**TASK TO COMPLETE:**
Draw out every line with the word "legend" from the listing below.

**SUPPLIED ENTRIES:**
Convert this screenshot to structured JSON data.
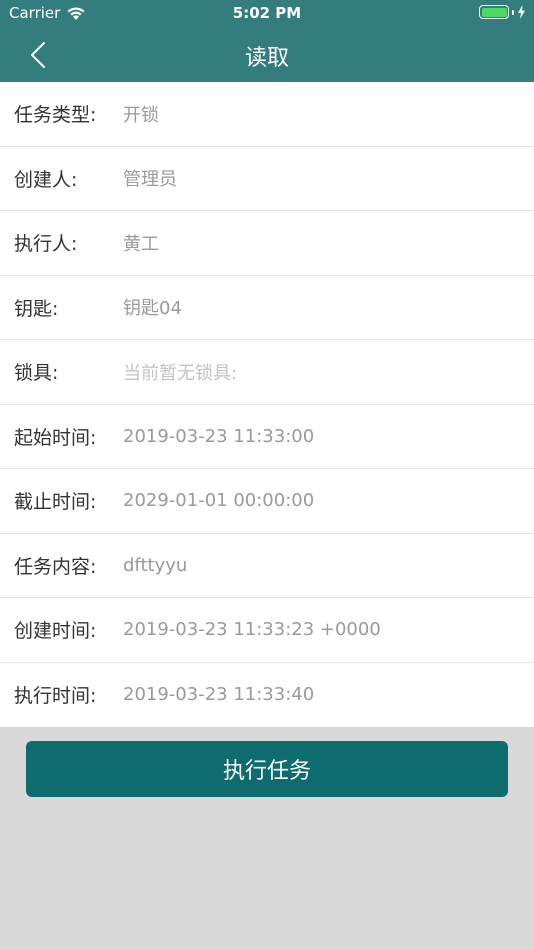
{
  "status_bar": {
    "carrier": "Carrier",
    "time": "5:02 PM",
    "battery_level": 1.0,
    "icons": [
      "wifi-icon",
      "battery-icon",
      "charging-bolt-icon"
    ]
  },
  "nav": {
    "title": "读取",
    "back_icon": "chevron-left-icon"
  },
  "fields": [
    {
      "label": "任务类型:",
      "value": "开锁"
    },
    {
      "label": "创建人:",
      "value": "管理员"
    },
    {
      "label": "执行人:",
      "value": "黄工"
    },
    {
      "label": "钥匙:",
      "value": "钥匙04"
    },
    {
      "label": "锁具:",
      "value": "当前暂无锁具:"
    },
    {
      "label": "起始时间:",
      "value": "2019-03-23 11:33:00"
    },
    {
      "label": "截止时间:",
      "value": "2029-01-01 00:00:00"
    },
    {
      "label": "任务内容:",
      "value": "dfttyyu"
    },
    {
      "label": "创建时间:",
      "value": "2019-03-23 11:33:23 +0000"
    },
    {
      "label": "执行时间:",
      "value": "2019-03-23 11:33:40"
    }
  ],
  "action": {
    "label": "执行任务"
  },
  "colors": {
    "header": "#347d7e",
    "button": "#0e6b6e",
    "background": "#d9d9d9",
    "battery": "#4cd964"
  }
}
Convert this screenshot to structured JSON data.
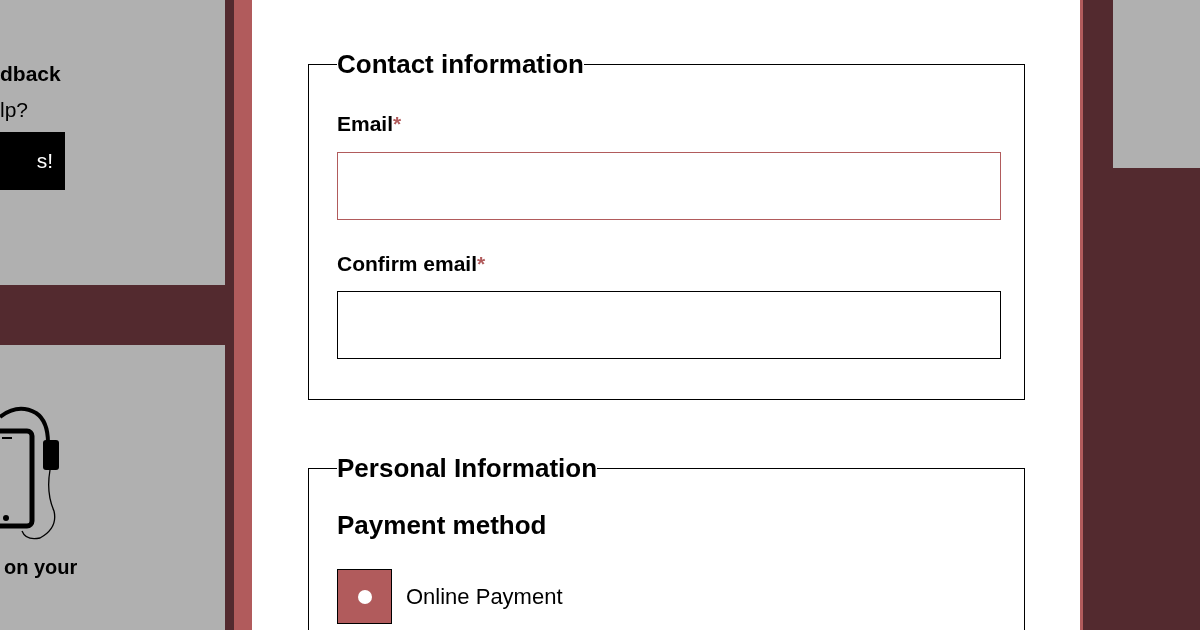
{
  "left_panel": {
    "feedback_heading": "dback",
    "feedback_question": "lp?",
    "feedback_button": "s!",
    "app_heading": "on your"
  },
  "fieldsets": [
    {
      "legend": "Contact information",
      "fields": [
        {
          "label": "Email",
          "required_mark": "*",
          "invalid": true
        },
        {
          "label": "Confirm email",
          "required_mark": "*",
          "invalid": false
        }
      ]
    },
    {
      "legend": "Personal Information",
      "heading": "Payment method",
      "options": [
        {
          "label": "Online Payment",
          "selected": true
        }
      ]
    }
  ]
}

**REPLY TO THE EXERCISE:**
      "legend": "Contact information",
      "legend": "Personal Information",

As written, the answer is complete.